Data shown:

Begin

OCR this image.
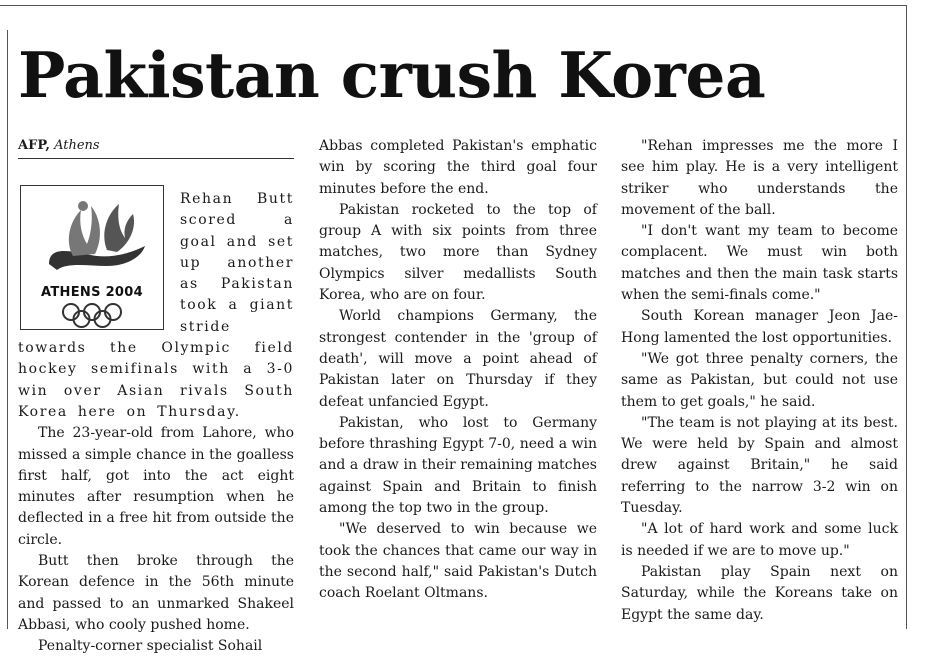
Pakistan crush Korea
AFP, Athens
ATHENS 2004

Rehan Butt scored a goal and set up another as Pakistan took a giant stride towards the Olympic field hockey semifinals with a 3-0 win over Asian rivals South Korea here on Thursday.

The 23-year-old from Lahore, who missed a simple chance in the goalless first half, got into the act eight minutes after resumption when he deflected in a free hit from outside the circle.

Butt then broke through the Korean defence in the 56th minute and passed to an unmarked Shakeel Abbasi, who cooly pushed home.

Penalty-corner specialist Sohail

Abbas completed Pakistan's emphatic win by scoring the third goal four minutes before the end.

Pakistan rocketed to the top of group A with six points from three matches, two more than Sydney Olympics silver medallists South Korea, who are on four.

World champions Germany, the strongest contender in the 'group of death', will move a point ahead of Pakistan later on Thursday if they defeat unfancied Egypt.

Pakistan, who lost to Germany before thrashing Egypt 7-0, need a win and a draw in their remaining matches against Spain and Britain to finish among the top two in the group.

"We deserved to win because we took the chances that came our way in the second half," said Pakistan's Dutch coach Roelant Oltmans.

"Rehan impresses me the more I see him play. He is a very intelligent striker who understands the movement of the ball.

"I don't want my team to become complacent. We must win both matches and then the main task starts when the semi-finals come."

South Korean manager Jeon Jae-Hong lamented the lost opportunities.

"We got three penalty corners, the same as Pakistan, but could not use them to get goals," he said.

"The team is not playing at its best. We were held by Spain and almost drew against Britain," he said referring to the narrow 3-2 win on Tuesday.

"A lot of hard work and some luck is needed if we are to move up."

Pakistan play Spain next on Saturday, while the Koreans take on Egypt the same day.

End

Exercise directions:
Copy out all lines that carry the word "Pakistan".

Answer to the problem:
Pakistan crush Korea
Rehan Butt scored a goal and set up another as Pakistan took a giant stride towards the Olympic field hockey semifinals with a 3-0 win over Asian rivals South Korea here on Thursday.
Abbas completed Pakistan's emphatic win by scoring the third goal four minutes before the end.
Pakistan rocketed to the top of group A with six points from three matches, two more than Sydney Olympics silver medallists South Korea, who are on four.
World champions Germany, the strongest contender in the 'group of death', will move a point ahead of Pakistan later on Thursday if they defeat unfancied Egypt.
Pakistan, who lost to Germany before thrashing Egypt 7-0, need a win and a draw in their remaining matches against Spain and Britain to finish among the top two in the group.
"We deserved to win because we took the chances that came our way in the second half," said Pakistan's Dutch coach Roelant Oltmans.
"We got three penalty corners, the same as Pakistan, but could not use them to get goals," he said.
Pakistan play Spain next on Saturday, while the Koreans take on Egypt the same day.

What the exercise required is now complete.